## [Goal]
Take the data below and repeat it exactly.

— start Records for the exercise —

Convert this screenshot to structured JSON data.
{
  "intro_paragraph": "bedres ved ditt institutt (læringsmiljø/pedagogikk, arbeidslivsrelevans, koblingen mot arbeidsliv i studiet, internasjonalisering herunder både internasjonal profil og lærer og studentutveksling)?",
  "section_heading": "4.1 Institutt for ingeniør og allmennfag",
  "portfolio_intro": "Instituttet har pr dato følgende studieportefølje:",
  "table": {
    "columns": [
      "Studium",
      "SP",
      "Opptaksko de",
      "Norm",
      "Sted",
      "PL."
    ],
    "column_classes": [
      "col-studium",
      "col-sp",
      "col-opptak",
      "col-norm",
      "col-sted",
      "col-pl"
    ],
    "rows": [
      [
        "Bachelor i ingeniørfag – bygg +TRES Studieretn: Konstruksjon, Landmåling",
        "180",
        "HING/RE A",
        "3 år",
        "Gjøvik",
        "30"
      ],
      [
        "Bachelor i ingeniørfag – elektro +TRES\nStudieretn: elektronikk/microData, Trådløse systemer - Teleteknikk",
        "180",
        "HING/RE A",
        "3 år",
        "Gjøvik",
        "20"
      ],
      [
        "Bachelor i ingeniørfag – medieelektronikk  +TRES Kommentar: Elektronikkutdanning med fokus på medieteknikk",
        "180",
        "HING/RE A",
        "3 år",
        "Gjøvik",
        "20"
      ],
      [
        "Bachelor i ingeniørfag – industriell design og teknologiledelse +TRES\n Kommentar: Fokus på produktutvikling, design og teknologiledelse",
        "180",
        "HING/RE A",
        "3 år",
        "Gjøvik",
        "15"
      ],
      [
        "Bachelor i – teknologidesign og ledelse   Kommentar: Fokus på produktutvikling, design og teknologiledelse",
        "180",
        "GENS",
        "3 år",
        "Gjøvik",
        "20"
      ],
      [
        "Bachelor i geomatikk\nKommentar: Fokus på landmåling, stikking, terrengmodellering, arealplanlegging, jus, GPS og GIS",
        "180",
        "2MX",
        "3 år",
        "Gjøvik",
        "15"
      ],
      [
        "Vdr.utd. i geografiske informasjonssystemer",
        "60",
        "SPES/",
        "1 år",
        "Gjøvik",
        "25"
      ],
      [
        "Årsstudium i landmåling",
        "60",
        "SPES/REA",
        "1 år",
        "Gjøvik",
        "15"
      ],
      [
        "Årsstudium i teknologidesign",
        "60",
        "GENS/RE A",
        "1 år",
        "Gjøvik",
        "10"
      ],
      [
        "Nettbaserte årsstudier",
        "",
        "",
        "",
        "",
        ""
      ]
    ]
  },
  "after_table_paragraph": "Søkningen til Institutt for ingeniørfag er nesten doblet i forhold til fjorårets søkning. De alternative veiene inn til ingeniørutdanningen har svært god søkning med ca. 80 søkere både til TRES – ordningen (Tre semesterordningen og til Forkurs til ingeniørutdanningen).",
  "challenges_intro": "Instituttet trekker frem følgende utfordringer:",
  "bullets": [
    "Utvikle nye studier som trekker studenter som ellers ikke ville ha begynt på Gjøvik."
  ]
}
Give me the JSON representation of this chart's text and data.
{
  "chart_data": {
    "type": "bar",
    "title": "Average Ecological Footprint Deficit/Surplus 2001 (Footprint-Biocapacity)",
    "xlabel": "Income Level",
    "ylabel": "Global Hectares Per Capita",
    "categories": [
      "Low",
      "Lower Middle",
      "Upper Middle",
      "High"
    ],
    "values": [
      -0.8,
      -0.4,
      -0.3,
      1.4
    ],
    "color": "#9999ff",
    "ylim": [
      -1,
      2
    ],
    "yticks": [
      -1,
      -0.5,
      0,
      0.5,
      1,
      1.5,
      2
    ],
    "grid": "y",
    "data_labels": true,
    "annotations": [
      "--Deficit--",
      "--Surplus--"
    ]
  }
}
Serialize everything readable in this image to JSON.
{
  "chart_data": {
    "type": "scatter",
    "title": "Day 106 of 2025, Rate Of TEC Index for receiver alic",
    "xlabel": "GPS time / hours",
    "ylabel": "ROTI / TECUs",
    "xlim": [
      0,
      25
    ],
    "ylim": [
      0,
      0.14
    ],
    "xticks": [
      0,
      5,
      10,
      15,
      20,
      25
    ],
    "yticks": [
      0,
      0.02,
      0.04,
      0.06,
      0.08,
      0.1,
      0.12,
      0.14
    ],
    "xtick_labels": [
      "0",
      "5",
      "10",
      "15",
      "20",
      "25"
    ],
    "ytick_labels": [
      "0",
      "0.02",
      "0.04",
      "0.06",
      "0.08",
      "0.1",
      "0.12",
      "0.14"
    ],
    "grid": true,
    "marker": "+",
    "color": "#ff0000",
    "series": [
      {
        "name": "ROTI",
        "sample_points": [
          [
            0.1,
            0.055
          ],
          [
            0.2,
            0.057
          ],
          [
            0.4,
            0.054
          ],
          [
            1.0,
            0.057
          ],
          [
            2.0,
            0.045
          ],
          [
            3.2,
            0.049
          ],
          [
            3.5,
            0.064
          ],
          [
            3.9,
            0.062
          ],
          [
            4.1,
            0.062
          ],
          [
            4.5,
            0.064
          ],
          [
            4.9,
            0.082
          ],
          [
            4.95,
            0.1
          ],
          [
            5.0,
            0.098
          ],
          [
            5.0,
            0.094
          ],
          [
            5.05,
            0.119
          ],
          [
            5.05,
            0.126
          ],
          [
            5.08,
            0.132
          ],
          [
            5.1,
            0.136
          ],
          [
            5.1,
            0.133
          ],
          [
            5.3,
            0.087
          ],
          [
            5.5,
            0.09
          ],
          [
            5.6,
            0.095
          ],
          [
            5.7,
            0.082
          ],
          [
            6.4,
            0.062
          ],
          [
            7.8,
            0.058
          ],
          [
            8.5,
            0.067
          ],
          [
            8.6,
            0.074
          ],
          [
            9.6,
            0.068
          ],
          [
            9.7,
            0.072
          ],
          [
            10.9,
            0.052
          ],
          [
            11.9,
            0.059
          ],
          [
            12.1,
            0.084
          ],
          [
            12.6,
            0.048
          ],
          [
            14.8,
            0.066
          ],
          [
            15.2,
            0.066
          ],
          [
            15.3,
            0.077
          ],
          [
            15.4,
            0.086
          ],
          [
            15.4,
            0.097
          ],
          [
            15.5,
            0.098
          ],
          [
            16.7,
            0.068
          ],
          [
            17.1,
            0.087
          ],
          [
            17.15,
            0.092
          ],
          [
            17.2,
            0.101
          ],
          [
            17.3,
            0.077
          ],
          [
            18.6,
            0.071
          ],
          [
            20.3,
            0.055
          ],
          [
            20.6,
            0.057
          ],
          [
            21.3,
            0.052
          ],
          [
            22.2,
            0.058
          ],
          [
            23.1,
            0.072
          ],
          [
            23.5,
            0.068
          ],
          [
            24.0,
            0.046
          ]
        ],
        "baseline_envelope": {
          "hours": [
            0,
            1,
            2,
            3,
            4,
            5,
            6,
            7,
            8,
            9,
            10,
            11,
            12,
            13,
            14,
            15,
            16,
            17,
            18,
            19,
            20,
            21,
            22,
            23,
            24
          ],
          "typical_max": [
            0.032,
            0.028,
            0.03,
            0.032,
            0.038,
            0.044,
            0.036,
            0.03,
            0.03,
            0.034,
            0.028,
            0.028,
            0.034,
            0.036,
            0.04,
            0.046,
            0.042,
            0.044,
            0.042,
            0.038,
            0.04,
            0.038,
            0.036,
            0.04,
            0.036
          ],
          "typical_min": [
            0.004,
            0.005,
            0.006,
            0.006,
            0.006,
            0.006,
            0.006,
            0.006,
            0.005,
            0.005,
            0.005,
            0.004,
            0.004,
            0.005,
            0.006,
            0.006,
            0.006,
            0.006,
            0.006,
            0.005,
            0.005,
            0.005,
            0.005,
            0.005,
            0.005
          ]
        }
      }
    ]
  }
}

— end Records for the exercise —

## [Written response]
Convert this screenshot to structured JSON data.
{
  "intro_paragraph": "bedres ved ditt institutt (læringsmiljø/pedagogikk, arbeidslivsrelevans, koblingen mot arbeidsliv i studiet, internasjonalisering herunder både internasjonal profil og lærer og studentutveksling)?",
  "section_heading": "4.1 Institutt for ingeniør og allmennfag",
  "portfolio_intro": "Instituttet har pr dato følgende studieportefølje:",
  "table": {
    "columns": [
      "Studium",
      "SP",
      "Opptaksko de",
      "Norm",
      "Sted",
      "PL."
    ],
    "column_classes": [
      "col-studium",
      "col-sp",
      "col-opptak",
      "col-norm",
      "col-sted",
      "col-pl"
    ],
    "rows": [
      [
        "Bachelor i ingeniørfag – bygg +TRES Studieretn: Konstruksjon, Landmåling",
        "180",
        "HING/RE A",
        "3 år",
        "Gjøvik",
        "30"
      ],
      [
        "Bachelor i ingeniørfag – elektro +TRES\nStudieretn: elektronikk/microData, Trådløse systemer - Teleteknikk",
        "180",
        "HING/RE A",
        "3 år",
        "Gjøvik",
        "20"
      ],
      [
        "Bachelor i ingeniørfag – medieelektronikk  +TRES Kommentar: Elektronikkutdanning med fokus på medieteknikk",
        "180",
        "HING/RE A",
        "3 år",
        "Gjøvik",
        "20"
      ],
      [
        "Bachelor i ingeniørfag – industriell design og teknologiledelse +TRES\n Kommentar: Fokus på produktutvikling, design og teknologiledelse",
        "180",
        "HING/RE A",
        "3 år",
        "Gjøvik",
        "15"
      ],
      [
        "Bachelor i – teknologidesign og ledelse   Kommentar: Fokus på produktutvikling, design og teknologiledelse",
        "180",
        "GENS",
        "3 år",
        "Gjøvik",
        "20"
      ],
      [
        "Bachelor i geomatikk\nKommentar: Fokus på landmåling, stikking, terrengmodellering, arealplanlegging, jus, GPS og GIS",
        "180",
        "2MX",
        "3 år",
        "Gjøvik",
        "15"
      ],
      [
        "Vdr.utd. i geografiske informasjonssystemer",
        "60",
        "SPES/",
        "1 år",
        "Gjøvik",
        "25"
      ],
      [
        "Årsstudium i landmåling",
        "60",
        "SPES/REA",
        "1 år",
        "Gjøvik",
        "15"
      ],
      [
        "Årsstudium i teknologidesign",
        "60",
        "GENS/RE A",
        "1 år",
        "Gjøvik",
        "10"
      ],
      [
        "Nettbaserte årsstudier",
        "",
        "",
        "",
        "",
        ""
      ]
    ]
  },
  "after_table_paragraph": "Søkningen til Institutt for ingeniørfag er nesten doblet i forhold til fjorårets søkning. De alternative veiene inn til ingeniørutdanningen har svært god søkning med ca. 80 søkere både til TRES – ordningen (Tre semesterordningen og til Forkurs til ingeniørutdanningen).",
  "challenges_intro": "Instituttet trekker frem følgende utfordringer:",
  "bullets": [
    "Utvikle nye studier som trekker studenter som ellers ikke ville ha begynt på Gjøvik."
  ]
}
Give me the JSON representation of this chart's text and data.
{
  "chart_data": {
    "type": "bar",
    "title": "Average Ecological Footprint Deficit/Surplus 2001 (Footprint-Biocapacity)",
    "xlabel": "Income Level",
    "ylabel": "Global Hectares Per Capita",
    "categories": [
      "Low",
      "Lower Middle",
      "Upper Middle",
      "High"
    ],
    "values": [
      -0.8,
      -0.4,
      -0.3,
      1.4
    ],
    "color": "#9999ff",
    "ylim": [
      -1,
      2
    ],
    "yticks": [
      -1,
      -0.5,
      0,
      0.5,
      1,
      1.5,
      2
    ],
    "grid": "y",
    "data_labels": true,
    "annotations": [
      "--Deficit--",
      "--Surplus--"
    ]
  }
}
Serialize everything readable in this image to JSON.
{
  "chart_data": {
    "type": "scatter",
    "title": "Day 106 of 2025, Rate Of TEC Index for receiver alic",
    "xlabel": "GPS time / hours",
    "ylabel": "ROTI / TECUs",
    "xlim": [
      0,
      25
    ],
    "ylim": [
      0,
      0.14
    ],
    "xticks": [
      0,
      5,
      10,
      15,
      20,
      25
    ],
    "yticks": [
      0,
      0.02,
      0.04,
      0.06,
      0.08,
      0.1,
      0.12,
      0.14
    ],
    "xtick_labels": [
      "0",
      "5",
      "10",
      "15",
      "20",
      "25"
    ],
    "ytick_labels": [
      "0",
      "0.02",
      "0.04",
      "0.06",
      "0.08",
      "0.1",
      "0.12",
      "0.14"
    ],
    "grid": true,
    "marker": "+",
    "color": "#ff0000",
    "series": [
      {
        "name": "ROTI",
        "sample_points": [
          [
            0.1,
            0.055
          ],
          [
            0.2,
            0.057
          ],
          [
            0.4,
            0.054
          ],
          [
            1.0,
            0.057
          ],
          [
            2.0,
            0.045
          ],
          [
            3.2,
            0.049
          ],
          [
            3.5,
            0.064
          ],
          [
            3.9,
            0.062
          ],
          [
            4.1,
            0.062
          ],
          [
            4.5,
            0.064
          ],
          [
            4.9,
            0.082
          ],
          [
            4.95,
            0.1
          ],
          [
            5.0,
            0.098
          ],
          [
            5.0,
            0.094
          ],
          [
            5.05,
            0.119
          ],
          [
            5.05,
            0.126
          ],
          [
            5.08,
            0.132
          ],
          [
            5.1,
            0.136
          ],
          [
            5.1,
            0.133
          ],
          [
            5.3,
            0.087
          ],
          [
            5.5,
            0.09
          ],
          [
            5.6,
            0.095
          ],
          [
            5.7,
            0.082
          ],
          [
            6.4,
            0.062
          ],
          [
            7.8,
            0.058
          ],
          [
            8.5,
            0.067
          ],
          [
            8.6,
            0.074
          ],
          [
            9.6,
            0.068
          ],
          [
            9.7,
            0.072
          ],
          [
            10.9,
            0.052
          ],
          [
            11.9,
            0.059
          ],
          [
            12.1,
            0.084
          ],
          [
            12.6,
            0.048
          ],
          [
            14.8,
            0.066
          ],
          [
            15.2,
            0.066
          ],
          [
            15.3,
            0.077
          ],
          [
            15.4,
            0.086
          ],
          [
            15.4,
            0.097
          ],
          [
            15.5,
            0.098
          ],
          [
            16.7,
            0.068
          ],
          [
            17.1,
            0.087
          ],
          [
            17.15,
            0.092
          ],
          [
            17.2,
            0.101
          ],
          [
            17.3,
            0.077
          ],
          [
            18.6,
            0.071
          ],
          [
            20.3,
            0.055
          ],
          [
            20.6,
            0.057
          ],
          [
            21.3,
            0.052
          ],
          [
            22.2,
            0.058
          ],
          [
            23.1,
            0.072
          ],
          [
            23.5,
            0.068
          ],
          [
            24.0,
            0.046
          ]
        ],
        "baseline_envelope": {
          "hours": [
            0,
            1,
            2,
            3,
            4,
            5,
            6,
            7,
            8,
            9,
            10,
            11,
            12,
            13,
            14,
            15,
            16,
            17,
            18,
            19,
            20,
            21,
            22,
            23,
            24
          ],
          "typical_max": [
            0.032,
            0.028,
            0.03,
            0.032,
            0.038,
            0.044,
            0.036,
            0.03,
            0.03,
            0.034,
            0.028,
            0.028,
            0.034,
            0.036,
            0.04,
            0.046,
            0.042,
            0.044,
            0.042,
            0.038,
            0.04,
            0.038,
            0.036,
            0.04,
            0.036
          ],
          "typical_min": [
            0.004,
            0.005,
            0.006,
            0.006,
            0.006,
            0.006,
            0.006,
            0.006,
            0.005,
            0.005,
            0.005,
            0.004,
            0.004,
            0.005,
            0.006,
            0.006,
            0.006,
            0.006,
            0.006,
            0.005,
            0.005,
            0.005,
            0.005,
            0.005,
            0.005
          ]
        }
      }
    ]
  }
}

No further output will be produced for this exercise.